Extracted records
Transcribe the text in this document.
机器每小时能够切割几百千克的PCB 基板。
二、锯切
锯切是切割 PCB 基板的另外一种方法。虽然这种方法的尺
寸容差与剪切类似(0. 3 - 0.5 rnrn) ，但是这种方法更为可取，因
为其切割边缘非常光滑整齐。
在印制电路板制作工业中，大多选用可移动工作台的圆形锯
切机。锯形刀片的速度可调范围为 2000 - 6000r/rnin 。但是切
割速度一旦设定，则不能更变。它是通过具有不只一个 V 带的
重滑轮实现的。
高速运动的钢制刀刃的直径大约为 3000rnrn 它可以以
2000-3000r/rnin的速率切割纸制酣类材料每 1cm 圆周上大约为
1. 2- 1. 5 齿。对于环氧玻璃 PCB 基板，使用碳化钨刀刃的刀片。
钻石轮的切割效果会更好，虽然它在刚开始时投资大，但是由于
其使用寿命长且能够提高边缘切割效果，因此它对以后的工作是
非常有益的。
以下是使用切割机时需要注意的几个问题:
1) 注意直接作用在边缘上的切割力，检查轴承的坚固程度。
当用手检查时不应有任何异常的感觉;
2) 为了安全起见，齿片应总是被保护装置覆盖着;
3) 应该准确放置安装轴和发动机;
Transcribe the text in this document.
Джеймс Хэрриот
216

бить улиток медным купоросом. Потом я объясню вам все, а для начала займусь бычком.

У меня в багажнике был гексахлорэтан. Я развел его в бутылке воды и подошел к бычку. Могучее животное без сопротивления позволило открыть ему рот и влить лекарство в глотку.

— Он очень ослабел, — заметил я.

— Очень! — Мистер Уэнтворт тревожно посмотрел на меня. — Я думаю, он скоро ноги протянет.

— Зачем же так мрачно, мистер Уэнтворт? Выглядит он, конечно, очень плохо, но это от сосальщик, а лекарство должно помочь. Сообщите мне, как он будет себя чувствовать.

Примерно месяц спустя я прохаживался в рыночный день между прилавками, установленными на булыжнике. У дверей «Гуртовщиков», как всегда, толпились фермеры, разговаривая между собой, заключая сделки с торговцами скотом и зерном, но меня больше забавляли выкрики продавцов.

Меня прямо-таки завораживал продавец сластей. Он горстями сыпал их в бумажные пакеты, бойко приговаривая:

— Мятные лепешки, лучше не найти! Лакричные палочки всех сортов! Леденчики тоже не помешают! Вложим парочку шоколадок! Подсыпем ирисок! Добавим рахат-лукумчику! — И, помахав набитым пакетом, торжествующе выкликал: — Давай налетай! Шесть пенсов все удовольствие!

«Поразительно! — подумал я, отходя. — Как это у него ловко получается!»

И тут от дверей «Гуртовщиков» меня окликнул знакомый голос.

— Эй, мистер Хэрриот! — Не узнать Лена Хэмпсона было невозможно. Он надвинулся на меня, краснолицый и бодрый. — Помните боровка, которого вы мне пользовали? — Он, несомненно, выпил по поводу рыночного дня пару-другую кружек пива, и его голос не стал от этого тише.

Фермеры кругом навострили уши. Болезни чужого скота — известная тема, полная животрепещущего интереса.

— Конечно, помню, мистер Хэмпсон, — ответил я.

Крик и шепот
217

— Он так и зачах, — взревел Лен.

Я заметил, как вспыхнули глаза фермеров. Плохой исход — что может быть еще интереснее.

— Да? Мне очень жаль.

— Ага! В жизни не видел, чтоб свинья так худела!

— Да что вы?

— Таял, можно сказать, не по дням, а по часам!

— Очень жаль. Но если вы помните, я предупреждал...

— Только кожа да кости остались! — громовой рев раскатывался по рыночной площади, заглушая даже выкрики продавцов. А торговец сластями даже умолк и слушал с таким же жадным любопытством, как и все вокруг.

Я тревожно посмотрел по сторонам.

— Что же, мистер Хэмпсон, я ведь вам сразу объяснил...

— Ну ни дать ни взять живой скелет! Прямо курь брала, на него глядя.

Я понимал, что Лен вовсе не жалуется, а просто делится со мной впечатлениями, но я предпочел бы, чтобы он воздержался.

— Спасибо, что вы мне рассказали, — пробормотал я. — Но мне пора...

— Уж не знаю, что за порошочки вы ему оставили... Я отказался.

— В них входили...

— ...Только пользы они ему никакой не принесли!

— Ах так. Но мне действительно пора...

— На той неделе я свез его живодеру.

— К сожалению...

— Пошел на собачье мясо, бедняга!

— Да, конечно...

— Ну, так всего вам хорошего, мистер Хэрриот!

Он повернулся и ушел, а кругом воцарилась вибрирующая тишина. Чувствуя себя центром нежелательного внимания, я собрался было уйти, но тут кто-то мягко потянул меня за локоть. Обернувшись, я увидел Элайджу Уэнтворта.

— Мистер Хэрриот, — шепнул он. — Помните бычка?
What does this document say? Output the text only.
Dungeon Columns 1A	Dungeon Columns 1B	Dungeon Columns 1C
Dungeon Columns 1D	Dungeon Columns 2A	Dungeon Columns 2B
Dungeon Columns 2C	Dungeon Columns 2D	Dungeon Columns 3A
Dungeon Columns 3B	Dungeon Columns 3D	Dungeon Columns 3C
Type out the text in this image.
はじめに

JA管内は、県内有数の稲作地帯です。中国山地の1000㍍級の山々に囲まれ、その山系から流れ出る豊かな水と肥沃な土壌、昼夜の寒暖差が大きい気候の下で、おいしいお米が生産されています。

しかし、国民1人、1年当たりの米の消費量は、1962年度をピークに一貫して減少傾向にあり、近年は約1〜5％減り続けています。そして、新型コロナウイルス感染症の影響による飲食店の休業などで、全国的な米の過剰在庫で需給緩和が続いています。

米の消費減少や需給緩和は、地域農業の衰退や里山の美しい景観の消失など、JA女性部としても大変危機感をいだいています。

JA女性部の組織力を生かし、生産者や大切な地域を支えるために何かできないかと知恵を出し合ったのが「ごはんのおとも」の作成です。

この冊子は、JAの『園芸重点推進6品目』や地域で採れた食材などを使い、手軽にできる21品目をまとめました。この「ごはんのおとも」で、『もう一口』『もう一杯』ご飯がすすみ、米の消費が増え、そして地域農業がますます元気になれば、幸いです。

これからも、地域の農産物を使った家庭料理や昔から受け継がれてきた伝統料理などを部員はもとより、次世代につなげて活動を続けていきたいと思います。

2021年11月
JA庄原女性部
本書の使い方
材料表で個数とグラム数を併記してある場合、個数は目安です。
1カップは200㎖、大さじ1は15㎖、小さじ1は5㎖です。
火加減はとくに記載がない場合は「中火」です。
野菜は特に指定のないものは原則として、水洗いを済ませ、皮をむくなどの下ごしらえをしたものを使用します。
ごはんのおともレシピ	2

What the task requires:
Each line above must be printed exactly as it appears.

Correct result:
Transcribe the text in this document.
机器每小时能够切割几百千克的PCB 基板。
二、锯切
锯切是切割 PCB 基板的另外一种方法。虽然这种方法的尺
寸容差与剪切类似(0. 3 - 0.5 rnrn) ，但是这种方法更为可取，因
为其切割边缘非常光滑整齐。
在印制电路板制作工业中，大多选用可移动工作台的圆形锯
切机。锯形刀片的速度可调范围为 2000 - 6000r/rnin 。但是切
割速度一旦设定，则不能更变。它是通过具有不只一个 V 带的
重滑轮实现的。
高速运动的钢制刀刃的直径大约为 3000rnrn 它可以以
2000-3000r/rnin的速率切割纸制酣类材料每 1cm 圆周上大约为
1. 2- 1. 5 齿。对于环氧玻璃 PCB 基板，使用碳化钨刀刃的刀片。
钻石轮的切割效果会更好，虽然它在刚开始时投资大，但是由于
其使用寿命长且能够提高边缘切割效果，因此它对以后的工作是
非常有益的。
以下是使用切割机时需要注意的几个问题:
1) 注意直接作用在边缘上的切割力，检查轴承的坚固程度。
当用手检查时不应有任何异常的感觉;
2) 为了安全起见，齿片应总是被保护装置覆盖着;
3) 应该准确放置安装轴和发动机;
Transcribe the text in this document.
Джеймс Хэрриот
216

бить улиток медным купоросом. Потом я объясню вам все, а для начала займусь бычком.

У меня в багажнике был гексахлорэтан. Я развел его в бутылке воды и подошел к бычку. Могучее животное без сопротивления позволило открыть ему рот и влить лекарство в глотку.

— Он очень ослабел, — заметил я.

— Очень! — Мистер Уэнтворт тревожно посмотрел на меня. — Я думаю, он скоро ноги протянет.

— Зачем же так мрачно, мистер Уэнтворт? Выглядит он, конечно, очень плохо, но это от сосальщик, а лекарство должно помочь. Сообщите мне, как он будет себя чувствовать.

Примерно месяц спустя я прохаживался в рыночный день между прилавками, установленными на булыжнике. У дверей «Гуртовщиков», как всегда, толпились фермеры, разговаривая между собой, заключая сделки с торговцами скотом и зерном, но меня больше забавляли выкрики продавцов.

Меня прямо-таки завораживал продавец сластей. Он горстями сыпал их в бумажные пакеты, бойко приговаривая:

— Мятные лепешки, лучше не найти! Лакричные палочки всех сортов! Леденчики тоже не помешают! Вложим парочку шоколадок! Подсыпем ирисок! Добавим рахат-лукумчику! — И, помахав набитым пакетом, торжествующе выкликал: — Давай налетай! Шесть пенсов все удовольствие!

«Поразительно! — подумал я, отходя. — Как это у него ловко получается!»

И тут от дверей «Гуртовщиков» меня окликнул знакомый голос.

— Эй, мистер Хэрриот! — Не узнать Лена Хэмпсона было невозможно. Он надвинулся на меня, краснолицый и бодрый. — Помните боровка, которого вы мне пользовали? — Он, несомненно, выпил по поводу рыночного дня пару-другую кружек пива, и его голос не стал от этого тише.

Фермеры кругом навострили уши. Болезни чужого скота — известная тема, полная животрепещущего интереса.

— Конечно, помню, мистер Хэмпсон, — ответил я.

Крик и шепот
217

— Он так и зачах, — взревел Лен.

Я заметил, как вспыхнули глаза фермеров. Плохой исход — что может быть еще интереснее.

— Да? Мне очень жаль.

— Ага! В жизни не видел, чтоб свинья так худела!

— Да что вы?

— Таял, можно сказать, не по дням, а по часам!

— Очень жаль. Но если вы помните, я предупреждал...

— Только кожа да кости остались! — громовой рев раскатывался по рыночной площади, заглушая даже выкрики продавцов. А торговец сластями даже умолк и слушал с таким же жадным любопытством, как и все вокруг.

Я тревожно посмотрел по сторонам.

— Что же, мистер Хэмпсон, я ведь вам сразу объяснил...

— Ну ни дать ни взять живой скелет! Прямо курь брала, на него глядя.

Я понимал, что Лен вовсе не жалуется, а просто делится со мной впечатлениями, но я предпочел бы, чтобы он воздержался.

— Спасибо, что вы мне рассказали, — пробормотал я. — Но мне пора...

— Уж не знаю, что за порошочки вы ему оставили... Я отказался.

— В них входили...

— ...Только пользы они ему никакой не принесли!

— Ах так. Но мне действительно пора...

— На той неделе я свез его живодеру.

— К сожалению...

— Пошел на собачье мясо, бедняга!

— Да, конечно...

— Ну, так всего вам хорошего, мистер Хэрриот!

Он повернулся и ушел, а кругом воцарилась вибрирующая тишина. Чувствуя себя центром нежелательного внимания, я собрался было уйти, но тут кто-то мягко потянул меня за локоть. Обернувшись, я увидел Элайджу Уэнтворта.

— Мистер Хэрриот, — шепнул он. — Помните бычка?
What does this document say? Output the text only.
Dungeon Columns 1A	Dungeon Columns 1B	Dungeon Columns 1C
Dungeon Columns 1D	Dungeon Columns 2A	Dungeon Columns 2B
Dungeon Columns 2C	Dungeon Columns 2D	Dungeon Columns 3A
Dungeon Columns 3B	Dungeon Columns 3D	Dungeon Columns 3C
Type out the text in this image.
はじめに

JA管内は、県内有数の稲作地帯です。中国山地の1000㍍級の山々に囲まれ、その山系から流れ出る豊かな水と肥沃な土壌、昼夜の寒暖差が大きい気候の下で、おいしいお米が生産されています。

しかし、国民1人、1年当たりの米の消費量は、1962年度をピークに一貫して減少傾向にあり、近年は約1〜5％減り続けています。そして、新型コロナウイルス感染症の影響による飲食店の休業などで、全国的な米の過剰在庫で需給緩和が続いています。

米の消費減少や需給緩和は、地域農業の衰退や里山の美しい景観の消失など、JA女性部としても大変危機感をいだいています。

JA女性部の組織力を生かし、生産者や大切な地域を支えるために何かできないかと知恵を出し合ったのが「ごはんのおとも」の作成です。

この冊子は、JAの『園芸重点推進6品目』や地域で採れた食材などを使い、手軽にできる21品目をまとめました。この「ごはんのおとも」で、『もう一口』『もう一杯』ご飯がすすみ、米の消費が増え、そして地域農業がますます元気になれば、幸いです。

これからも、地域の農産物を使った家庭料理や昔から受け継がれてきた伝統料理などを部員はもとより、次世代につなげて活動を続けていきたいと思います。

2021年11月
JA庄原女性部
本書の使い方
材料表で個数とグラム数を併記してある場合、個数は目安です。
1カップは200㎖、大さじ1は15㎖、小さじ1は5㎖です。
火加減はとくに記載がない場合は「中火」です。
野菜は特に指定のないものは原則として、水洗いを済ませ、皮をむくなどの下ごしらえをしたものを使用します。
ごはんのおともレシピ	2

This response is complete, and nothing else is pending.